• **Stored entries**

begin

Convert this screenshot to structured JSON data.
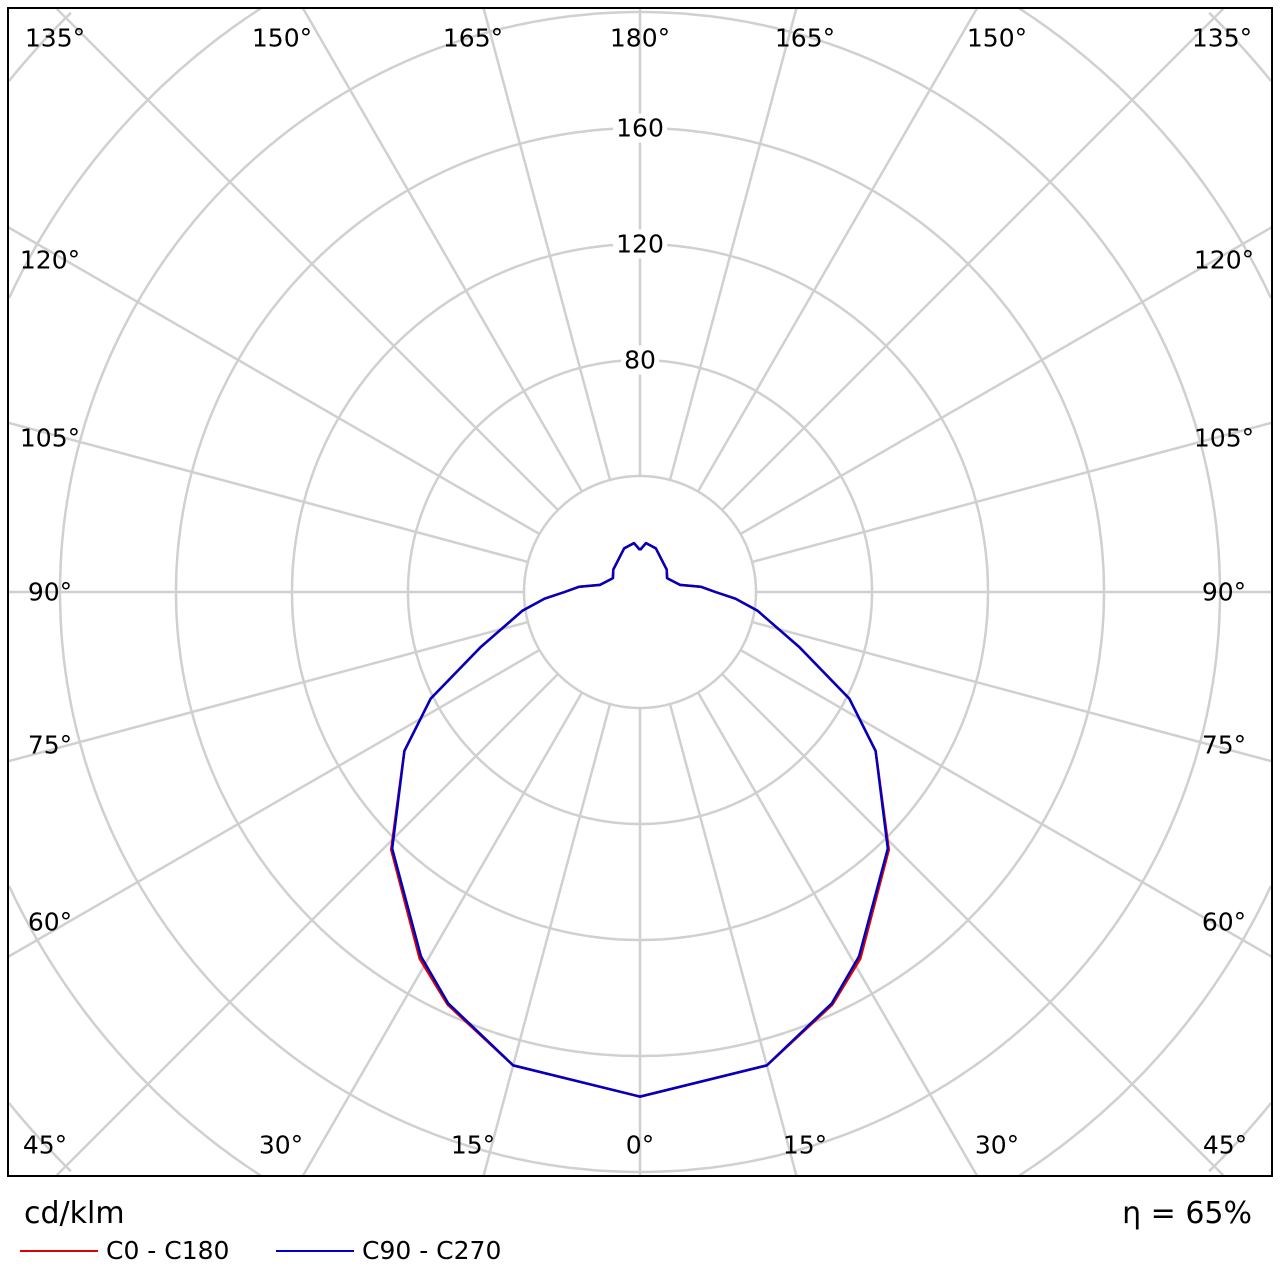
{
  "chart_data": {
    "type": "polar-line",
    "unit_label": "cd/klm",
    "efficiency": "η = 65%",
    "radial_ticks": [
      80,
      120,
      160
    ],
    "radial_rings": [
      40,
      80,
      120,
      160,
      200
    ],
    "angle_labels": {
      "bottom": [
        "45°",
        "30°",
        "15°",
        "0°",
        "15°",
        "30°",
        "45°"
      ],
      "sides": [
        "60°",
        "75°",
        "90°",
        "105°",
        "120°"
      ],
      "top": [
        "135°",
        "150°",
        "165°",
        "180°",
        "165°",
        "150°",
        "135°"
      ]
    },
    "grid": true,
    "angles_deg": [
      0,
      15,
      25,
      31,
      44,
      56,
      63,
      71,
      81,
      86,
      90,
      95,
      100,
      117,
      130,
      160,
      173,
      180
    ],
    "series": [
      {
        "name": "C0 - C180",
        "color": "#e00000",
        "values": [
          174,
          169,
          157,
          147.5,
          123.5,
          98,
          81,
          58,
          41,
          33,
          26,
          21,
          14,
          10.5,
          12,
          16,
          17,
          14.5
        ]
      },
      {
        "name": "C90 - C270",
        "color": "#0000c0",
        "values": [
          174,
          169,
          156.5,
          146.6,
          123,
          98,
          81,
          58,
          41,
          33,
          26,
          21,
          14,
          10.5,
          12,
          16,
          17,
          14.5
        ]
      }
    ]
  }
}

end

• **EXERCISE AIM**
Write out the material above again, word for word, minus its pictures.

• **WRITTEN SOLUTION**
Convert this screenshot to structured JSON data.
{
  "chart_data": {
    "type": "polar-line",
    "unit_label": "cd/klm",
    "efficiency": "η = 65%",
    "radial_ticks": [
      80,
      120,
      160
    ],
    "radial_rings": [
      40,
      80,
      120,
      160,
      200
    ],
    "angle_labels": {
      "bottom": [
        "45°",
        "30°",
        "15°",
        "0°",
        "15°",
        "30°",
        "45°"
      ],
      "sides": [
        "60°",
        "75°",
        "90°",
        "105°",
        "120°"
      ],
      "top": [
        "135°",
        "150°",
        "165°",
        "180°",
        "165°",
        "150°",
        "135°"
      ]
    },
    "grid": true,
    "angles_deg": [
      0,
      15,
      25,
      31,
      44,
      56,
      63,
      71,
      81,
      86,
      90,
      95,
      100,
      117,
      130,
      160,
      173,
      180
    ],
    "series": [
      {
        "name": "C0 - C180",
        "color": "#e00000",
        "values": [
          174,
          169,
          157,
          147.5,
          123.5,
          98,
          81,
          58,
          41,
          33,
          26,
          21,
          14,
          10.5,
          12,
          16,
          17,
          14.5
        ]
      },
      {
        "name": "C90 - C270",
        "color": "#0000c0",
        "values": [
          174,
          169,
          156.5,
          146.6,
          123,
          98,
          81,
          58,
          41,
          33,
          26,
          21,
          14,
          10.5,
          12,
          16,
          17,
          14.5
        ]
      }
    ]
  }
}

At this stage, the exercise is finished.